Data entries:
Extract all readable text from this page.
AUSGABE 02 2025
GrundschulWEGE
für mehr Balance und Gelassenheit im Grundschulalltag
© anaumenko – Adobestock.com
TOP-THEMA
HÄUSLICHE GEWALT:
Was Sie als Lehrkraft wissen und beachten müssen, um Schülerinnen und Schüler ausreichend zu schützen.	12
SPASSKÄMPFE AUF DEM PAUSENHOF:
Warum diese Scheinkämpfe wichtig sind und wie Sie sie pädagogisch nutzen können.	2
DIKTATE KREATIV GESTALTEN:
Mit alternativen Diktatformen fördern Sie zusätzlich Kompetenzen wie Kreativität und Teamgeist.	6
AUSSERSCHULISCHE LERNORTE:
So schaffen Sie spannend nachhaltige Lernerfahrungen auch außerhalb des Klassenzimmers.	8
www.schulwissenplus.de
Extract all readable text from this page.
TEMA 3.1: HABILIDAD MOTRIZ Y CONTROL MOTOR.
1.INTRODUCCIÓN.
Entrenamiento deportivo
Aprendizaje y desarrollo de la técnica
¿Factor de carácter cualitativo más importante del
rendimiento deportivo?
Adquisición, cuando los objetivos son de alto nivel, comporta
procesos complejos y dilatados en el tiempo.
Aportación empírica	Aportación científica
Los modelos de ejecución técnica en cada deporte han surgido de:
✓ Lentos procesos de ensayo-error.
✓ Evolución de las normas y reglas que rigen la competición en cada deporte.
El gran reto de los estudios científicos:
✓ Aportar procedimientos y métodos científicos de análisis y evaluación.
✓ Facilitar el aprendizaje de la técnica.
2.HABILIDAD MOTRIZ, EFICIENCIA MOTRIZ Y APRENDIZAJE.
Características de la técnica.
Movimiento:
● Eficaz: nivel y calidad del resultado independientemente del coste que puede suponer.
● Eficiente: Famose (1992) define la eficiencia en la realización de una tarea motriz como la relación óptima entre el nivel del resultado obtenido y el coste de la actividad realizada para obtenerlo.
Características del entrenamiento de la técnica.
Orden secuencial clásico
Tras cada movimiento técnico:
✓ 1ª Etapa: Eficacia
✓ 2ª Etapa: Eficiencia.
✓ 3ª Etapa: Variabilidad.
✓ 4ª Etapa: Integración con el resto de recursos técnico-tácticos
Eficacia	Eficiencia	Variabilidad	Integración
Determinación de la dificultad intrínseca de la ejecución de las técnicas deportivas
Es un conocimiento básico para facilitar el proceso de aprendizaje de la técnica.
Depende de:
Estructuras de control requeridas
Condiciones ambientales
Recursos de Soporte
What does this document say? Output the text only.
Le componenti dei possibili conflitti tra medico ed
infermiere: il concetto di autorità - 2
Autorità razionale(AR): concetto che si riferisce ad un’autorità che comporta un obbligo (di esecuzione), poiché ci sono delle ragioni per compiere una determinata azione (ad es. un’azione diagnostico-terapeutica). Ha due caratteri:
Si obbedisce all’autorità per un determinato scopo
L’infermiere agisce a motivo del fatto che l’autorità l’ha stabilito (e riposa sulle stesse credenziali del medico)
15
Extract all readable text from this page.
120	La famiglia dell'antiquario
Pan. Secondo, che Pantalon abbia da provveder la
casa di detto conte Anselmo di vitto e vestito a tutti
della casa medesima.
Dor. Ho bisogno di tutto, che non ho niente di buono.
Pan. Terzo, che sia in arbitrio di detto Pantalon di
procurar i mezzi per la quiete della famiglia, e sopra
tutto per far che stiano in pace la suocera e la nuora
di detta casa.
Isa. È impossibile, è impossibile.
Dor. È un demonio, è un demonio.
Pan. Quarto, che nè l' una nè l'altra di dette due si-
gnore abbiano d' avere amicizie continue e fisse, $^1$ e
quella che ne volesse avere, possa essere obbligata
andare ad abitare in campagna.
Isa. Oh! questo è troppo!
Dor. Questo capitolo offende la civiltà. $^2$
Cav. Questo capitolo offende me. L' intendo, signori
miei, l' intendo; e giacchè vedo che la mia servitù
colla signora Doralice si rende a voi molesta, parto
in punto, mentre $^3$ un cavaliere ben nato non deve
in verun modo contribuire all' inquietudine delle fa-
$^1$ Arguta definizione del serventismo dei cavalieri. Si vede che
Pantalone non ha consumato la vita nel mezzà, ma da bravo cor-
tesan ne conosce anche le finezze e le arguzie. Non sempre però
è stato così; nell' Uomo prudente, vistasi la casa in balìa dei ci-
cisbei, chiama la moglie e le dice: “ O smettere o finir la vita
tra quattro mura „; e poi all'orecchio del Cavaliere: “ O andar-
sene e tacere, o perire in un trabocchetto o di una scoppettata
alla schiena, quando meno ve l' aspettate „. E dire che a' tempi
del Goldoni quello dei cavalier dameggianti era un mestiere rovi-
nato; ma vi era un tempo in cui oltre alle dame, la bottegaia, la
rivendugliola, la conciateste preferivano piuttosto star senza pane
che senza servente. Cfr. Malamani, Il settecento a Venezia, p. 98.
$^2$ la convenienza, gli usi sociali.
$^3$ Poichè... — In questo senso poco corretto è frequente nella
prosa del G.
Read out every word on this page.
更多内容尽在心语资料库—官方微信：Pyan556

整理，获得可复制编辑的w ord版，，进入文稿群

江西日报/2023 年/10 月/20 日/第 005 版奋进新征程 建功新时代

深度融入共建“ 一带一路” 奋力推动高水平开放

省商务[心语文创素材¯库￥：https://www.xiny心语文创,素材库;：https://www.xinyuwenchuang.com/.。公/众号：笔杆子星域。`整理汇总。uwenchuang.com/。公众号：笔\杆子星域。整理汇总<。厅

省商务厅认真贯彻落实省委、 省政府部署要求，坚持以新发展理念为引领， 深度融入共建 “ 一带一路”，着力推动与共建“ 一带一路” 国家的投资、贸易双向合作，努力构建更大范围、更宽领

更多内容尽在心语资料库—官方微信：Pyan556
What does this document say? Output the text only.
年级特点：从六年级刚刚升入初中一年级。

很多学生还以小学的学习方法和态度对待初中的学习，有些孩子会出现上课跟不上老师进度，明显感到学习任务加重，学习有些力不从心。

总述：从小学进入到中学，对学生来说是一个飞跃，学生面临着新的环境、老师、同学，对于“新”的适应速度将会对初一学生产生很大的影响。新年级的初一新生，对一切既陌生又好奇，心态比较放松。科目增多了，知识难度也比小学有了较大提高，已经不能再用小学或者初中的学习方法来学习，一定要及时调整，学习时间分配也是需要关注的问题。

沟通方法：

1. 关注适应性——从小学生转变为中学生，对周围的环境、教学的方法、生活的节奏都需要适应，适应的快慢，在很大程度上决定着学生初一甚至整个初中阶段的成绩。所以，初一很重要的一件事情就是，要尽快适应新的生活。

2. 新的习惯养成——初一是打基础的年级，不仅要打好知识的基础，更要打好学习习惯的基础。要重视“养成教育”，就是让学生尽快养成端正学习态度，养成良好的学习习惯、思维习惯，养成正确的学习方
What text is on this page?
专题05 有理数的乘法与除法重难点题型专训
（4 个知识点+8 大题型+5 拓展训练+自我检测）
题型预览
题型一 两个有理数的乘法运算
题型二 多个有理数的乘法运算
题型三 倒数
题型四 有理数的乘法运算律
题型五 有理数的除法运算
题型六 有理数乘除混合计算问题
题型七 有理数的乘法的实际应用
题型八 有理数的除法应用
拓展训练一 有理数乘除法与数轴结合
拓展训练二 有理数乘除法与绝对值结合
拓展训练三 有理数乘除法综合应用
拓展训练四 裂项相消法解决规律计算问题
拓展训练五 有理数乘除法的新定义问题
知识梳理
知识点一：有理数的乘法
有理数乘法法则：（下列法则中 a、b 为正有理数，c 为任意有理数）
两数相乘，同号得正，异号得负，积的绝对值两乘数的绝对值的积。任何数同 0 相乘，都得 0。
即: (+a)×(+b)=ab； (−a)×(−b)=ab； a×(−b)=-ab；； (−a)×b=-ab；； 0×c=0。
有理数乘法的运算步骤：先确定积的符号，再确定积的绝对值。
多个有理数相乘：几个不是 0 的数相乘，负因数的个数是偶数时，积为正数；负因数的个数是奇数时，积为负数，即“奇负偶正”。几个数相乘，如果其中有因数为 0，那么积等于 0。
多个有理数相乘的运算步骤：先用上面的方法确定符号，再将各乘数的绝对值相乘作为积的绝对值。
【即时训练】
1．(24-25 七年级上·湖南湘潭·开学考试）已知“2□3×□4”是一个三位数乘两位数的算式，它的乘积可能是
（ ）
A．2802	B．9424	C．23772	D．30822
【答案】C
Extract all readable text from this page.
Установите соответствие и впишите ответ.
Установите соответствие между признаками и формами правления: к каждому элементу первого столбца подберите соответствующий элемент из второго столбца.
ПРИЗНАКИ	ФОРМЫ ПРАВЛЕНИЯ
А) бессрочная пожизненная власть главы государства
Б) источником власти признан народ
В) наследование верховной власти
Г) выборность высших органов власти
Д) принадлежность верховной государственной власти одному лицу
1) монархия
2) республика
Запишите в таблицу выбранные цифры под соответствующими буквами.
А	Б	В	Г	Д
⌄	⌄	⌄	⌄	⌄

Exercise brief: Each line of the material that holds the string "famiglia" counts once; give the total alone.

Answer to the task: 2